> [The problem]
Copy out every line exactly as given.
==== Stored data
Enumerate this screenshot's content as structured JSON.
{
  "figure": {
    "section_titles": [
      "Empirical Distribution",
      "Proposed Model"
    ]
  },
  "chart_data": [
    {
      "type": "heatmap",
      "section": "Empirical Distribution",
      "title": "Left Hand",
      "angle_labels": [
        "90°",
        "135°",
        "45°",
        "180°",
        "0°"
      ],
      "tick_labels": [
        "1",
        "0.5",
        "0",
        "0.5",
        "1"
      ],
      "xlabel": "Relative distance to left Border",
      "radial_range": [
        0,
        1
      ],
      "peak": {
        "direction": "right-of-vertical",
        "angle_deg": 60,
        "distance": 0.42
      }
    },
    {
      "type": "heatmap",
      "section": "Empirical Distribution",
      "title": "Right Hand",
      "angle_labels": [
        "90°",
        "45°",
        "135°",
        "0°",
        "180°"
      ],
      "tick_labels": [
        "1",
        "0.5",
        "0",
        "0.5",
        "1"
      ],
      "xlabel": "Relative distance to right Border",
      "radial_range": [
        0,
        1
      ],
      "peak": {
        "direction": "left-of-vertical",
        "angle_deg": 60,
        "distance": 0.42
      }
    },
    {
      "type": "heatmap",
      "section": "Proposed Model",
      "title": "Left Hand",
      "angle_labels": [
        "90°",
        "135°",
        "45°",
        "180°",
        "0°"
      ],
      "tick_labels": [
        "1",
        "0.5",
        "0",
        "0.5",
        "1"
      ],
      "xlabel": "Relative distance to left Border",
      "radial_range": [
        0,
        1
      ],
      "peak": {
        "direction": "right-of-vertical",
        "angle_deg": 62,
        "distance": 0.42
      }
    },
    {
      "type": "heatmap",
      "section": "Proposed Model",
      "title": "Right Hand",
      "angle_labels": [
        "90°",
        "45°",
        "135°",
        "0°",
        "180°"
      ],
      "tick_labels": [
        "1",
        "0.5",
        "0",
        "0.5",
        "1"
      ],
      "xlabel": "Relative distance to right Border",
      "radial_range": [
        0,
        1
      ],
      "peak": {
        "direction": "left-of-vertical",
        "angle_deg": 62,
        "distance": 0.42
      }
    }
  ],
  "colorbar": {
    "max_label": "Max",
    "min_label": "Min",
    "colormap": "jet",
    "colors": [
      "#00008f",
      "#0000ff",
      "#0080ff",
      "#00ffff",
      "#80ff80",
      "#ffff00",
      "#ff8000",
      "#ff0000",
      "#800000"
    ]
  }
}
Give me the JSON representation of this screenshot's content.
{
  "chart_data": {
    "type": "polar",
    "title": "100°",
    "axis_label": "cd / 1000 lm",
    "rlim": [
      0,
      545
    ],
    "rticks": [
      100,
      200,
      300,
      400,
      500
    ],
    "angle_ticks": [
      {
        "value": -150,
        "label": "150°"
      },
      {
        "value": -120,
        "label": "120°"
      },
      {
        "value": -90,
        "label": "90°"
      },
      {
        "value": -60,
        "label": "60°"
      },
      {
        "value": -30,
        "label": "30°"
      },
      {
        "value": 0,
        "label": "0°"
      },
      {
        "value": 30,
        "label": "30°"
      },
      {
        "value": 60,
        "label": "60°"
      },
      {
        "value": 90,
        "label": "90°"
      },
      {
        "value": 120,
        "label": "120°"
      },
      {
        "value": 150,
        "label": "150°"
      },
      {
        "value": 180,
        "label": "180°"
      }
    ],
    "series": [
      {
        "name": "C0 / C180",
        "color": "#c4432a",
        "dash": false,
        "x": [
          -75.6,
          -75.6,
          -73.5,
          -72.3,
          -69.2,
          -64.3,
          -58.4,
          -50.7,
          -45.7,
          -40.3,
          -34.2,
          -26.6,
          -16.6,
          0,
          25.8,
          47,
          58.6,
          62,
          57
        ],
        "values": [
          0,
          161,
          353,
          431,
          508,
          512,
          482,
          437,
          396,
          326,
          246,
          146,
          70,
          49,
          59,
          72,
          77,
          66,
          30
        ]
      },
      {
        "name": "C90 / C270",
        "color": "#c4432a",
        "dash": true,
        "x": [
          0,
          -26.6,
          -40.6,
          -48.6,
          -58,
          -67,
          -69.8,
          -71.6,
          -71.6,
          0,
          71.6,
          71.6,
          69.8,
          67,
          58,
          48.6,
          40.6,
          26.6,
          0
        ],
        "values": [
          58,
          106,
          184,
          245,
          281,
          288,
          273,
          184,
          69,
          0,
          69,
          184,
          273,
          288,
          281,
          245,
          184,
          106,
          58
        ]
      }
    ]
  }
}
========
> [Solution]
Enumerate this screenshot's content as structured JSON.
{
  "figure": {
    "section_titles": [
      "Empirical Distribution",
      "Proposed Model"
    ]
  },
  "chart_data": [
    {
      "type": "heatmap",
      "section": "Empirical Distribution",
      "title": "Left Hand",
      "angle_labels": [
        "90°",
        "135°",
        "45°",
        "180°",
        "0°"
      ],
      "tick_labels": [
        "1",
        "0.5",
        "0",
        "0.5",
        "1"
      ],
      "xlabel": "Relative distance to left Border",
      "radial_range": [
        0,
        1
      ],
      "peak": {
        "direction": "right-of-vertical",
        "angle_deg": 60,
        "distance": 0.42
      }
    },
    {
      "type": "heatmap",
      "section": "Empirical Distribution",
      "title": "Right Hand",
      "angle_labels": [
        "90°",
        "45°",
        "135°",
        "0°",
        "180°"
      ],
      "tick_labels": [
        "1",
        "0.5",
        "0",
        "0.5",
        "1"
      ],
      "xlabel": "Relative distance to right Border",
      "radial_range": [
        0,
        1
      ],
      "peak": {
        "direction": "left-of-vertical",
        "angle_deg": 60,
        "distance": 0.42
      }
    },
    {
      "type": "heatmap",
      "section": "Proposed Model",
      "title": "Left Hand",
      "angle_labels": [
        "90°",
        "135°",
        "45°",
        "180°",
        "0°"
      ],
      "tick_labels": [
        "1",
        "0.5",
        "0",
        "0.5",
        "1"
      ],
      "xlabel": "Relative distance to left Border",
      "radial_range": [
        0,
        1
      ],
      "peak": {
        "direction": "right-of-vertical",
        "angle_deg": 62,
        "distance": 0.42
      }
    },
    {
      "type": "heatmap",
      "section": "Proposed Model",
      "title": "Right Hand",
      "angle_labels": [
        "90°",
        "45°",
        "135°",
        "0°",
        "180°"
      ],
      "tick_labels": [
        "1",
        "0.5",
        "0",
        "0.5",
        "1"
      ],
      "xlabel": "Relative distance to right Border",
      "radial_range": [
        0,
        1
      ],
      "peak": {
        "direction": "left-of-vertical",
        "angle_deg": 62,
        "distance": 0.42
      }
    }
  ],
  "colorbar": {
    "max_label": "Max",
    "min_label": "Min",
    "colormap": "jet",
    "colors": [
      "#00008f",
      "#0000ff",
      "#0080ff",
      "#00ffff",
      "#80ff80",
      "#ffff00",
      "#ff8000",
      "#ff0000",
      "#800000"
    ]
  }
}
Give me the JSON representation of this screenshot's content.
{
  "chart_data": {
    "type": "polar",
    "title": "100°",
    "axis_label": "cd / 1000 lm",
    "rlim": [
      0,
      545
    ],
    "rticks": [
      100,
      200,
      300,
      400,
      500
    ],
    "angle_ticks": [
      {
        "value": -150,
        "label": "150°"
      },
      {
        "value": -120,
        "label": "120°"
      },
      {
        "value": -90,
        "label": "90°"
      },
      {
        "value": -60,
        "label": "60°"
      },
      {
        "value": -30,
        "label": "30°"
      },
      {
        "value": 0,
        "label": "0°"
      },
      {
        "value": 30,
        "label": "30°"
      },
      {
        "value": 60,
        "label": "60°"
      },
      {
        "value": 90,
        "label": "90°"
      },
      {
        "value": 120,
        "label": "120°"
      },
      {
        "value": 150,
        "label": "150°"
      },
      {
        "value": 180,
        "label": "180°"
      }
    ],
    "series": [
      {
        "name": "C0 / C180",
        "color": "#c4432a",
        "dash": false,
        "x": [
          -75.6,
          -75.6,
          -73.5,
          -72.3,
          -69.2,
          -64.3,
          -58.4,
          -50.7,
          -45.7,
          -40.3,
          -34.2,
          -26.6,
          -16.6,
          0,
          25.8,
          47,
          58.6,
          62,
          57
        ],
        "values": [
          0,
          161,
          353,
          431,
          508,
          512,
          482,
          437,
          396,
          326,
          246,
          146,
          70,
          49,
          59,
          72,
          77,
          66,
          30
        ]
      },
      {
        "name": "C90 / C270",
        "color": "#c4432a",
        "dash": true,
        "x": [
          0,
          -26.6,
          -40.6,
          -48.6,
          -58,
          -67,
          -69.8,
          -71.6,
          -71.6,
          0,
          71.6,
          71.6,
          69.8,
          67,
          58,
          48.6,
          40.6,
          26.6,
          0
        ],
        "values": [
          58,
          106,
          184,
          245,
          281,
          288,
          273,
          184,
          69,
          0,
          69,
          184,
          273,
          288,
          281,
          245,
          184,
          106,
          58
        ]
      }
    ]
  }
}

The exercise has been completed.